WORK TO BE COMPLETED: Scan the entries below and extract each line with the word "Detected" in it.

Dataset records
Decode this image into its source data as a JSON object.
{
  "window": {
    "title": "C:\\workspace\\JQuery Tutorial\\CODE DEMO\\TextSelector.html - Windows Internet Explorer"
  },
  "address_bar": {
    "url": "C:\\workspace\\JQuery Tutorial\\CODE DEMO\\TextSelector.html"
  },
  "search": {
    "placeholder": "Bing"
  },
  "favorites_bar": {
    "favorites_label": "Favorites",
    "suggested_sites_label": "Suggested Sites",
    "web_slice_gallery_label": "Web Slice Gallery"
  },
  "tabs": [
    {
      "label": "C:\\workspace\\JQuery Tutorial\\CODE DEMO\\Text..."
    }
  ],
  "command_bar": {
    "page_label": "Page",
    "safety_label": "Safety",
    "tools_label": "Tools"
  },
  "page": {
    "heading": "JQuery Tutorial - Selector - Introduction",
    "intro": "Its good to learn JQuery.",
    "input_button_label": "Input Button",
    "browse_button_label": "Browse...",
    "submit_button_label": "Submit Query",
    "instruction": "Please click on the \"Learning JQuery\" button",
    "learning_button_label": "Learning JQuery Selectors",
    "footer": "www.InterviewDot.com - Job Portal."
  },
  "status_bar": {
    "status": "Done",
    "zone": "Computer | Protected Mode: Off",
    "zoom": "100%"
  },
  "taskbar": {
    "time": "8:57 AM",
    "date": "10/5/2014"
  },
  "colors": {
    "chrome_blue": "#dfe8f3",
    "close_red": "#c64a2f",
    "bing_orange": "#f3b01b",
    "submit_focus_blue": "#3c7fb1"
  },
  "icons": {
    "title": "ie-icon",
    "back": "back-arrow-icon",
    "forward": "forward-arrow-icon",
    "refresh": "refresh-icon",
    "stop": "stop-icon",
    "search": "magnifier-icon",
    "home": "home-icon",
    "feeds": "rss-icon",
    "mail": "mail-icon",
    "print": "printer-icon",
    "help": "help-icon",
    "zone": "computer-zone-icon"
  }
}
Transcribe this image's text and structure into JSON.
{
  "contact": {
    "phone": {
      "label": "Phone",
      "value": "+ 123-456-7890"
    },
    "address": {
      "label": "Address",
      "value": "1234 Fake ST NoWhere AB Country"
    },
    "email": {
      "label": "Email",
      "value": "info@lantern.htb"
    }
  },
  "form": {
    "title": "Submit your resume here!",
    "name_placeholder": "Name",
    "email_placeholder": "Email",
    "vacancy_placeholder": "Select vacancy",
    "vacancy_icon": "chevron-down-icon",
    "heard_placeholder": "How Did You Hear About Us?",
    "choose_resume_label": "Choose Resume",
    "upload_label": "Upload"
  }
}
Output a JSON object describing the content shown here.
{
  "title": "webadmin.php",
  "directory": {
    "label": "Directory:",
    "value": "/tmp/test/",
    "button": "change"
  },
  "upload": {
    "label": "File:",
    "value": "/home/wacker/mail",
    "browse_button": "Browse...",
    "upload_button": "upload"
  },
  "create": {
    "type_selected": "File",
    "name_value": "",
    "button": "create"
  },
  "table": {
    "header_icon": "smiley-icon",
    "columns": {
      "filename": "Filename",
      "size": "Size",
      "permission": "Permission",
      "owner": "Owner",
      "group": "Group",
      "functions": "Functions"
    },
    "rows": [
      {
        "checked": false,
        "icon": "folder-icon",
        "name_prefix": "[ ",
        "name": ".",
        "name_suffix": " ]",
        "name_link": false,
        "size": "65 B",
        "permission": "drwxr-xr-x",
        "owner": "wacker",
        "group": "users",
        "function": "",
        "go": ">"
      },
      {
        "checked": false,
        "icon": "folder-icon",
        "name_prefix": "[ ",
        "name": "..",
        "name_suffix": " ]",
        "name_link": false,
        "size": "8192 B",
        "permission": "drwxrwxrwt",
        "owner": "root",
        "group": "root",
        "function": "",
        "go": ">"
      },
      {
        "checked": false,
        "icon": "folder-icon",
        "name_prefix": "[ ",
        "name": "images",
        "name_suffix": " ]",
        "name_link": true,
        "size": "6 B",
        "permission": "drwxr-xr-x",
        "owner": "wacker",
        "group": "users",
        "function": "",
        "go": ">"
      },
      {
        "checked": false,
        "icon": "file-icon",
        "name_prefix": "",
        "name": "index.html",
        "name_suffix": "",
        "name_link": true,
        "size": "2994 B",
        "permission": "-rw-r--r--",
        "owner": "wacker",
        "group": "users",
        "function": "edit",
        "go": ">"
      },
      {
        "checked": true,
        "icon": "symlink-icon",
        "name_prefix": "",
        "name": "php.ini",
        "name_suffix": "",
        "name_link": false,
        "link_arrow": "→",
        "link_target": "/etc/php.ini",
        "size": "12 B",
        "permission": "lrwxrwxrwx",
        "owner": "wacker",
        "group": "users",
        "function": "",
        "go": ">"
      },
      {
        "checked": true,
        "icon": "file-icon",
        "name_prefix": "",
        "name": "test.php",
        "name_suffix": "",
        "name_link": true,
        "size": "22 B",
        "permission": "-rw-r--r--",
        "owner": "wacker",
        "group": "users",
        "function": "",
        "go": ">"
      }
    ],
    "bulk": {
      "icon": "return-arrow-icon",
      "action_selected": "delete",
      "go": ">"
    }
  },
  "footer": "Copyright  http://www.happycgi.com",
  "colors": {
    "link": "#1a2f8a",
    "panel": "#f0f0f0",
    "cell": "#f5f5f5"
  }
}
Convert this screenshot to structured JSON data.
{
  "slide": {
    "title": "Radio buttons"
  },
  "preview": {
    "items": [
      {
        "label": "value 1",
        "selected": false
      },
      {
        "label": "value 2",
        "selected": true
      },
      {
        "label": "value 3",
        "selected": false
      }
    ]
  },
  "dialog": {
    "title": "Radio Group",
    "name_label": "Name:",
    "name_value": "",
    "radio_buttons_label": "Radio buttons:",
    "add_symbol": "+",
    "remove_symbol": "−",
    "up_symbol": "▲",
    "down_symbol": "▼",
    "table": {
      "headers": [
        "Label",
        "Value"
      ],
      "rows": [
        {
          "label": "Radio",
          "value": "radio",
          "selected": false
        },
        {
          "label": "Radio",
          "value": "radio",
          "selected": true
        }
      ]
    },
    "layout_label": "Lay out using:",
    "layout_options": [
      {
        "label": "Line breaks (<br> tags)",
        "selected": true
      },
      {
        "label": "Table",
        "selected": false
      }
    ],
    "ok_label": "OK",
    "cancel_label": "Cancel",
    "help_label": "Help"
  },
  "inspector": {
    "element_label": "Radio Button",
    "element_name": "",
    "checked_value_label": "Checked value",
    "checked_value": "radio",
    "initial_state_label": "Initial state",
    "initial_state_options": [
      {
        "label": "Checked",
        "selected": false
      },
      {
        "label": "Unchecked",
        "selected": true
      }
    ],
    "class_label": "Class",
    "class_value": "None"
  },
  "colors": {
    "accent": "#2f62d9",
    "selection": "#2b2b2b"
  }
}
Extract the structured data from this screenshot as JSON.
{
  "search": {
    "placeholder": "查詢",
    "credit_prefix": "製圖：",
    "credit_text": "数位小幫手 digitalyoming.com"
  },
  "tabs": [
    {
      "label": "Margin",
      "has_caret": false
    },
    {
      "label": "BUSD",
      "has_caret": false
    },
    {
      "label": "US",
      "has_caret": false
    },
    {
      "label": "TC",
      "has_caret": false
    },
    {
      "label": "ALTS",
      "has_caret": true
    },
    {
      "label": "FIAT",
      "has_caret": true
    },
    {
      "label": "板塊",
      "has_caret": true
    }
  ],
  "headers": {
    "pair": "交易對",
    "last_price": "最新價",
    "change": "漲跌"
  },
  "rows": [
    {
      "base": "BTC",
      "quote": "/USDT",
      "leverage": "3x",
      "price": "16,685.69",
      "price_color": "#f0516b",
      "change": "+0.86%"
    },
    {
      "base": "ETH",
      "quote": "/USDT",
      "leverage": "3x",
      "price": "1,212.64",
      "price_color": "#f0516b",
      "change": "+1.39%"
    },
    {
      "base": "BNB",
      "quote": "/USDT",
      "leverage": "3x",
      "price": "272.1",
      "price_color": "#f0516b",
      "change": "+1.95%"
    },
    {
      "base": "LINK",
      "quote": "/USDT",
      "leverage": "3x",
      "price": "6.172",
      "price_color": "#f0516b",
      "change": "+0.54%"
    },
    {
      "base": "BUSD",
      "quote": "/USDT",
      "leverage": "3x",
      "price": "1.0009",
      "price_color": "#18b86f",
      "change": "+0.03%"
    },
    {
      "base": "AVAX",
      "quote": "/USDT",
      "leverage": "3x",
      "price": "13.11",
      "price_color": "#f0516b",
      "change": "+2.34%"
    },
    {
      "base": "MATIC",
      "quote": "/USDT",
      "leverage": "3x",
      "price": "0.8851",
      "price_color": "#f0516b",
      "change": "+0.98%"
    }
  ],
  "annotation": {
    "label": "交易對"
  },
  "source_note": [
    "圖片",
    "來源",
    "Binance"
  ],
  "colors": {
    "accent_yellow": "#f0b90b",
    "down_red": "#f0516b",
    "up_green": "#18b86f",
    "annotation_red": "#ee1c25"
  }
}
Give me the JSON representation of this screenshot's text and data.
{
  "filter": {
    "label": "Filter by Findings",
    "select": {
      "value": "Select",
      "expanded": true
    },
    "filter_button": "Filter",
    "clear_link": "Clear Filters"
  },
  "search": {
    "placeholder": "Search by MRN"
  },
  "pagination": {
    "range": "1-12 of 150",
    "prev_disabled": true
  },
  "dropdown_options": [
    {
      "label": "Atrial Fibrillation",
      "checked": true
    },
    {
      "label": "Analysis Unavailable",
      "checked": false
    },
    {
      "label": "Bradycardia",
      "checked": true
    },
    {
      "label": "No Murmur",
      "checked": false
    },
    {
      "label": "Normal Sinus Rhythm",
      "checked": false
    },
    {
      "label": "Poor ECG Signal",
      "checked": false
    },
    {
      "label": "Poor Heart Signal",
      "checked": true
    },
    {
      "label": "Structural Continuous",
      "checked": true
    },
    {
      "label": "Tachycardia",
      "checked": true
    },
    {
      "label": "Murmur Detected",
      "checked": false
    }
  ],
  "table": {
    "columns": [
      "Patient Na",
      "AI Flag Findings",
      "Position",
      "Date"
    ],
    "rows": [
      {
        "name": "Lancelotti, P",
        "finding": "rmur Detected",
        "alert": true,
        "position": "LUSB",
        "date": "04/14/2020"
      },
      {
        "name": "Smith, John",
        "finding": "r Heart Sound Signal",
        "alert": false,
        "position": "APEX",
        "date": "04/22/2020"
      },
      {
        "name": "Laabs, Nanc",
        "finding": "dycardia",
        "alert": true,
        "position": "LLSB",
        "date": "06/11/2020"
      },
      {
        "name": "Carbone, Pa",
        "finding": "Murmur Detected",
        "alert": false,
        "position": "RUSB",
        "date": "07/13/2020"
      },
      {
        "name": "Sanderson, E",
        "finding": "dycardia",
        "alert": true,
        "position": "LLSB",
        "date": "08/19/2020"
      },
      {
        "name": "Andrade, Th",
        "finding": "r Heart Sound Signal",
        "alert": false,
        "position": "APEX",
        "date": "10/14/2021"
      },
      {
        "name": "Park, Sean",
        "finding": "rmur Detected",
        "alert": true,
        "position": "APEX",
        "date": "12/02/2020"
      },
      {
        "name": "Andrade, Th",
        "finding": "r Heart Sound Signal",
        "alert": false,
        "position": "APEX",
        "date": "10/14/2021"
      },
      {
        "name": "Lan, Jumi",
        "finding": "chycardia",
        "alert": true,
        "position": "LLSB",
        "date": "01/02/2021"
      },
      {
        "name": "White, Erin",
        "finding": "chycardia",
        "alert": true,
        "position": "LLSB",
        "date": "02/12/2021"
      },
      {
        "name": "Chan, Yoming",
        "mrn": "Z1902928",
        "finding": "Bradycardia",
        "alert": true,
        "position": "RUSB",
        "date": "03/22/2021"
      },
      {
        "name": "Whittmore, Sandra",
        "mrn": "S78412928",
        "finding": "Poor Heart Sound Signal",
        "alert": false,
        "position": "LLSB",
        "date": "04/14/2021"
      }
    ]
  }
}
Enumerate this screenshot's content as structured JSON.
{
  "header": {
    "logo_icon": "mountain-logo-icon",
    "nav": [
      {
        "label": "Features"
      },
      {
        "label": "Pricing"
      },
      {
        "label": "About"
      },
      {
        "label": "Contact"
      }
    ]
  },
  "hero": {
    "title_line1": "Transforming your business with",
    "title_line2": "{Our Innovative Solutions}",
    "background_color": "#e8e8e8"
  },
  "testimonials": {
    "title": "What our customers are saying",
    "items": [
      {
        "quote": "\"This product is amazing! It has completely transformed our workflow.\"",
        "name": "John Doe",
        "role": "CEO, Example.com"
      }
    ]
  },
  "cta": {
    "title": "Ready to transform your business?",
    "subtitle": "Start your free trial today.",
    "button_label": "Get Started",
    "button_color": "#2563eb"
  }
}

RESULT FOR THIS EXERCISE:
      "label": "Murmur Detected",
        "finding": "rmur Detected",
        "finding": "Murmur Detected",
        "finding": "rmur Detected",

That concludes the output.